**AVAILABLE RECORDS:**
——

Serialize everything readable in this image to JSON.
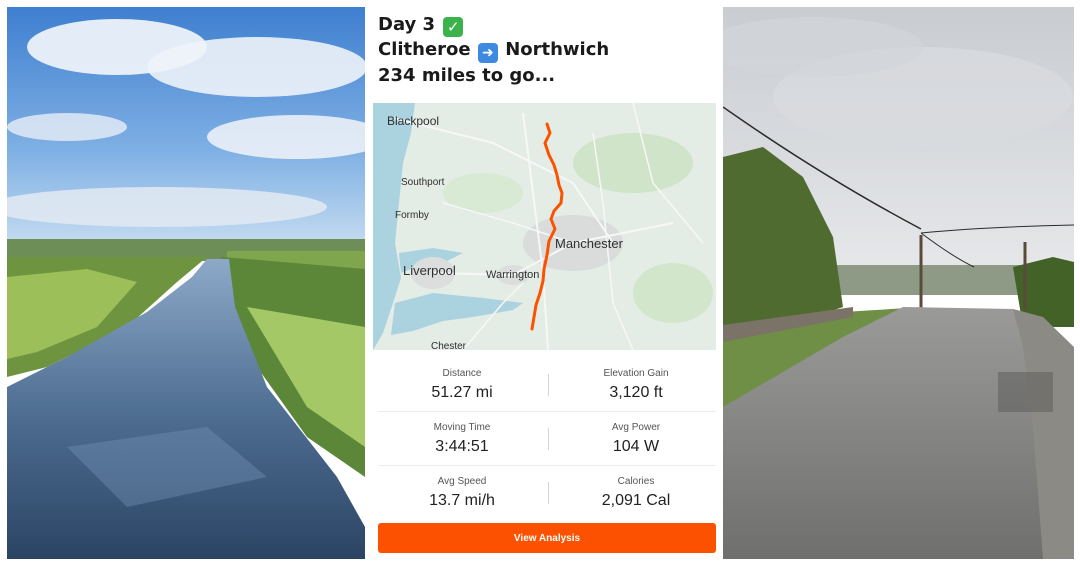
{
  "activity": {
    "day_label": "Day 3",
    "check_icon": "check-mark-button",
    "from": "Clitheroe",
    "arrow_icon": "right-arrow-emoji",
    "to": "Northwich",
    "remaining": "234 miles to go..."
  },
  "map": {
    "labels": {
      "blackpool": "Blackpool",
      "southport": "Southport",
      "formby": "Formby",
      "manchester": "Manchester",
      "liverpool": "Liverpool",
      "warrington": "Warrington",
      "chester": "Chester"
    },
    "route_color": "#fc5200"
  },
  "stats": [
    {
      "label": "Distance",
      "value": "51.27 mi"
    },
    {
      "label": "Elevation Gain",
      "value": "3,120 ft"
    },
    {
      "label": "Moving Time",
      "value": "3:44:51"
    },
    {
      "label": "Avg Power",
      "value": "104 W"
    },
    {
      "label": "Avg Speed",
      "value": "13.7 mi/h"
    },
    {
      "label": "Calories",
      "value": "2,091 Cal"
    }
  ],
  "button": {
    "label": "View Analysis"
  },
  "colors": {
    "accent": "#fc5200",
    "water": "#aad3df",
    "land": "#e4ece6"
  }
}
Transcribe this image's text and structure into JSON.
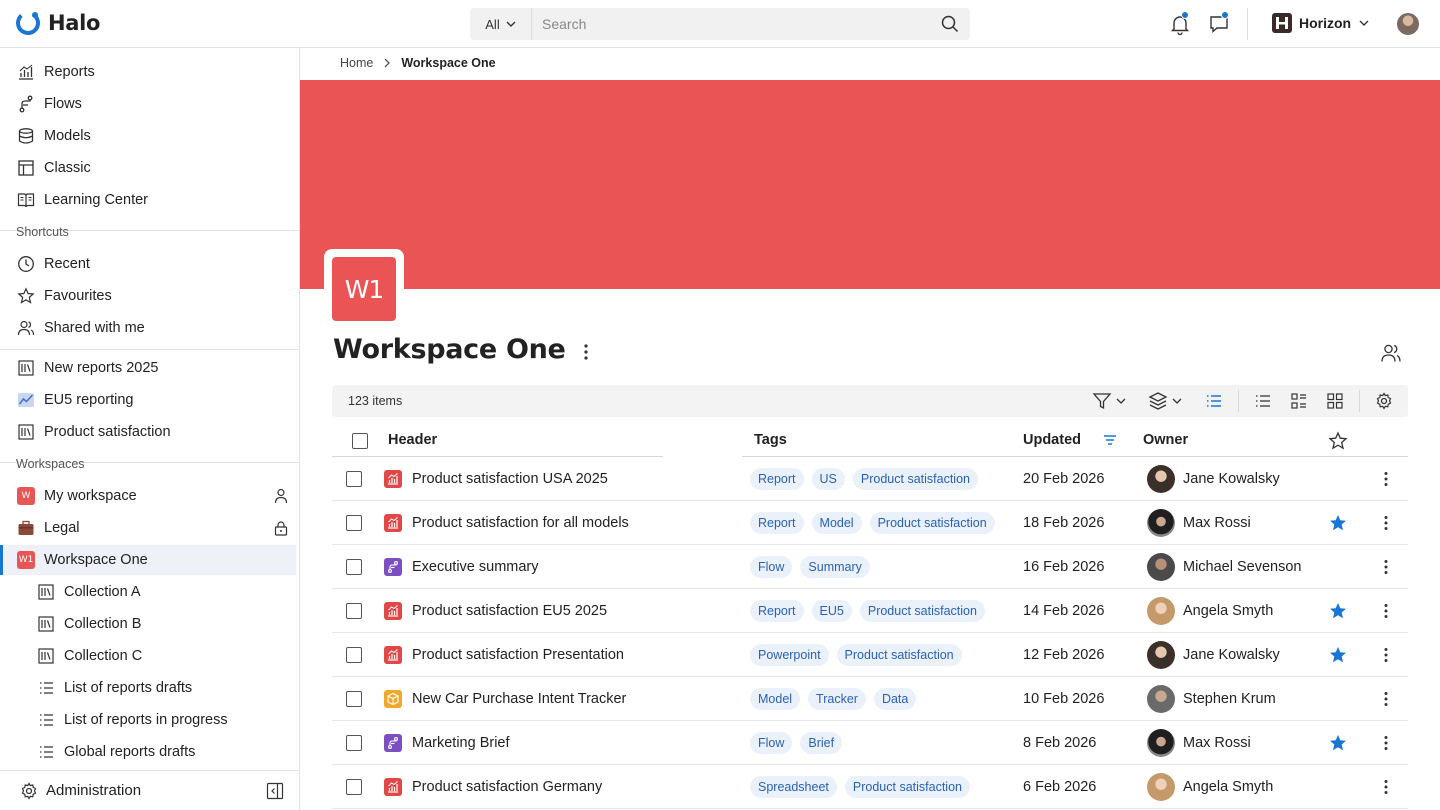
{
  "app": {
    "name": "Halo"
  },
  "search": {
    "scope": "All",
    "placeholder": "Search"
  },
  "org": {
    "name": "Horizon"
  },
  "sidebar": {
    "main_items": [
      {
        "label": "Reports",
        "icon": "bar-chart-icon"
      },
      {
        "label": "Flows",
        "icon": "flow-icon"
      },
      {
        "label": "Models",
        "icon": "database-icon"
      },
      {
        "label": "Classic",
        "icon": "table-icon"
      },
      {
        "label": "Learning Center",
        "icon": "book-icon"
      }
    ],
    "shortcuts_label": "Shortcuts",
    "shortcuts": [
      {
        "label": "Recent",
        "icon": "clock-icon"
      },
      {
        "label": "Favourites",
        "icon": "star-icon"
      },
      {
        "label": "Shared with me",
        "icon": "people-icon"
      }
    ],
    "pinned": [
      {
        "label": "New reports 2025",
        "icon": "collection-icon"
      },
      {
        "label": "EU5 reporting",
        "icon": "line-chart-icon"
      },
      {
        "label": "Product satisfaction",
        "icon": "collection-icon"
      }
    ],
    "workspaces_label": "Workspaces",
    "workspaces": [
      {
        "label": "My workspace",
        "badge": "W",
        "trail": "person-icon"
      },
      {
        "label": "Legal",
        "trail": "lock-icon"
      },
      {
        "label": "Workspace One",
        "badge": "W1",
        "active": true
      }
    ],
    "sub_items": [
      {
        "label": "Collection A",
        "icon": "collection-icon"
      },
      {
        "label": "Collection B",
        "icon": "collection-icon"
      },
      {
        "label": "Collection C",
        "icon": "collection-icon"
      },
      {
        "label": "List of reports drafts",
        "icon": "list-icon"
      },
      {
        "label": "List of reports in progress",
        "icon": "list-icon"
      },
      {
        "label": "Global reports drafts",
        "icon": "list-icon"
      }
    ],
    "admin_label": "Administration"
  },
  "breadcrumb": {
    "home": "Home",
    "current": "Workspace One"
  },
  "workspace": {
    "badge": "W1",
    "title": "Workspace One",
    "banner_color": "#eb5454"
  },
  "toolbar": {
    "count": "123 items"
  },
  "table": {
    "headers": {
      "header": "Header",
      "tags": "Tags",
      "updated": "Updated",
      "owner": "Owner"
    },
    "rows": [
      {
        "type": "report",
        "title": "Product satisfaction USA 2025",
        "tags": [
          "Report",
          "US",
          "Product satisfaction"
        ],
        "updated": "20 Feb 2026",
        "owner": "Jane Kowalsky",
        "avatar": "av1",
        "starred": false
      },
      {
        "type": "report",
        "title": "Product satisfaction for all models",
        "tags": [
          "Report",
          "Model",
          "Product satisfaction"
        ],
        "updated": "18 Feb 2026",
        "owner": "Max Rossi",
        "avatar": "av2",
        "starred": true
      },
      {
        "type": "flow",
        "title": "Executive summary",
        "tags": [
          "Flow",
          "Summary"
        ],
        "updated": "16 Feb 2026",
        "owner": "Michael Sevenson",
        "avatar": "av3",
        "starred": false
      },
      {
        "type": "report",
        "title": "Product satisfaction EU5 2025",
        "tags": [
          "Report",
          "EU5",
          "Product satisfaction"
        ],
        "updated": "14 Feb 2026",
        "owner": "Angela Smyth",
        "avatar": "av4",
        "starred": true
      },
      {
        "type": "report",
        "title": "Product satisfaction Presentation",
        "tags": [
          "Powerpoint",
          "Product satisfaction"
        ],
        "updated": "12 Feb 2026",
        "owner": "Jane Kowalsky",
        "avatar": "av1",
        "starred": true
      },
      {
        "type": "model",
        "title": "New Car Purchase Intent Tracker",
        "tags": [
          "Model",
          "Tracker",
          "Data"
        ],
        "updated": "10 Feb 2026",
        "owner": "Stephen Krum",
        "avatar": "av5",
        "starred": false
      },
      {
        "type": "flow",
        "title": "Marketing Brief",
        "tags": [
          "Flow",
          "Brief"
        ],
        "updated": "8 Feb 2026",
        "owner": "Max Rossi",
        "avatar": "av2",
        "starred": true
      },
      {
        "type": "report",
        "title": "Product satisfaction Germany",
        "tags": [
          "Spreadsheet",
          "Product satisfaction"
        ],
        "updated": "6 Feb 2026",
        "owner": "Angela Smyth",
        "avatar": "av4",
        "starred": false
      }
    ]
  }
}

——

**TO BE DONE:**
Would you return the data exactly as written, without the pictures?

**COMPLETE RESPONSE:**
Serialize everything readable in this image to JSON.
{
  "activity": {
    "day_label": "Day 3",
    "check_icon": "check-mark-button",
    "from": "Clitheroe",
    "arrow_icon": "right-arrow-emoji",
    "to": "Northwich",
    "remaining": "234 miles to go..."
  },
  "map": {
    "labels": {
      "blackpool": "Blackpool",
      "southport": "Southport",
      "formby": "Formby",
      "manchester": "Manchester",
      "liverpool": "Liverpool",
      "warrington": "Warrington",
      "chester": "Chester"
    },
    "route_color": "#fc5200"
  },
  "stats": [
    {
      "label": "Distance",
      "value": "51.27 mi"
    },
    {
      "label": "Elevation Gain",
      "value": "3,120 ft"
    },
    {
      "label": "Moving Time",
      "value": "3:44:51"
    },
    {
      "label": "Avg Power",
      "value": "104 W"
    },
    {
      "label": "Avg Speed",
      "value": "13.7 mi/h"
    },
    {
      "label": "Calories",
      "value": "2,091 Cal"
    }
  ],
  "button": {
    "label": "View Analysis"
  },
  "colors": {
    "accent": "#fc5200",
    "water": "#aad3df",
    "land": "#e4ece6"
  }
}
Transcribe this image's text and structure into JSON.
{
  "app": {
    "name": "Halo"
  },
  "search": {
    "scope": "All",
    "placeholder": "Search"
  },
  "org": {
    "name": "Horizon"
  },
  "sidebar": {
    "main_items": [
      {
        "label": "Reports",
        "icon": "bar-chart-icon"
      },
      {
        "label": "Flows",
        "icon": "flow-icon"
      },
      {
        "label": "Models",
        "icon": "database-icon"
      },
      {
        "label": "Classic",
        "icon": "table-icon"
      },
      {
        "label": "Learning Center",
        "icon": "book-icon"
      }
    ],
    "shortcuts_label": "Shortcuts",
    "shortcuts": [
      {
        "label": "Recent",
        "icon": "clock-icon"
      },
      {
        "label": "Favourites",
        "icon": "star-icon"
      },
      {
        "label": "Shared with me",
        "icon": "people-icon"
      }
    ],
    "pinned": [
      {
        "label": "New reports 2025",
        "icon": "collection-icon"
      },
      {
        "label": "EU5 reporting",
        "icon": "line-chart-icon"
      },
      {
        "label": "Product satisfaction",
        "icon": "collection-icon"
      }
    ],
    "workspaces_label": "Workspaces",
    "workspaces": [
      {
        "label": "My workspace",
        "badge": "W",
        "trail": "person-icon"
      },
      {
        "label": "Legal",
        "trail": "lock-icon"
      },
      {
        "label": "Workspace One",
        "badge": "W1",
        "active": true
      }
    ],
    "sub_items": [
      {
        "label": "Collection A",
        "icon": "collection-icon"
      },
      {
        "label": "Collection B",
        "icon": "collection-icon"
      },
      {
        "label": "Collection C",
        "icon": "collection-icon"
      },
      {
        "label": "List of reports drafts",
        "icon": "list-icon"
      },
      {
        "label": "List of reports in progress",
        "icon": "list-icon"
      },
      {
        "label": "Global reports drafts",
        "icon": "list-icon"
      }
    ],
    "admin_label": "Administration"
  },
  "breadcrumb": {
    "home": "Home",
    "current": "Workspace One"
  },
  "workspace": {
    "badge": "W1",
    "title": "Workspace One",
    "banner_color": "#eb5454"
  },
  "toolbar": {
    "count": "123 items"
  },
  "table": {
    "headers": {
      "header": "Header",
      "tags": "Tags",
      "updated": "Updated",
      "owner": "Owner"
    },
    "rows": [
      {
        "type": "report",
        "title": "Product satisfaction USA 2025",
        "tags": [
          "Report",
          "US",
          "Product satisfaction"
        ],
        "updated": "20 Feb 2026",
        "owner": "Jane Kowalsky",
        "avatar": "av1",
        "starred": false
      },
      {
        "type": "report",
        "title": "Product satisfaction for all models",
        "tags": [
          "Report",
          "Model",
          "Product satisfaction"
        ],
        "updated": "18 Feb 2026",
        "owner": "Max Rossi",
        "avatar": "av2",
        "starred": true
      },
      {
        "type": "flow",
        "title": "Executive summary",
        "tags": [
          "Flow",
          "Summary"
        ],
        "updated": "16 Feb 2026",
        "owner": "Michael Sevenson",
        "avatar": "av3",
        "starred": false
      },
      {
        "type": "report",
        "title": "Product satisfaction EU5 2025",
        "tags": [
          "Report",
          "EU5",
          "Product satisfaction"
        ],
        "updated": "14 Feb 2026",
        "owner": "Angela Smyth",
        "avatar": "av4",
        "starred": true
      },
      {
        "type": "report",
        "title": "Product satisfaction Presentation",
        "tags": [
          "Powerpoint",
          "Product satisfaction"
        ],
        "updated": "12 Feb 2026",
        "owner": "Jane Kowalsky",
        "avatar": "av1",
        "starred": true
      },
      {
        "type": "model",
        "title": "New Car Purchase Intent Tracker",
        "tags": [
          "Model",
          "Tracker",
          "Data"
        ],
        "updated": "10 Feb 2026",
        "owner": "Stephen Krum",
        "avatar": "av5",
        "starred": false
      },
      {
        "type": "flow",
        "title": "Marketing Brief",
        "tags": [
          "Flow",
          "Brief"
        ],
        "updated": "8 Feb 2026",
        "owner": "Max Rossi",
        "avatar": "av2",
        "starred": true
      },
      {
        "type": "report",
        "title": "Product satisfaction Germany",
        "tags": [
          "Spreadsheet",
          "Product satisfaction"
        ],
        "updated": "6 Feb 2026",
        "owner": "Angela Smyth",
        "avatar": "av4",
        "starred": false
      }
    ]
  }
}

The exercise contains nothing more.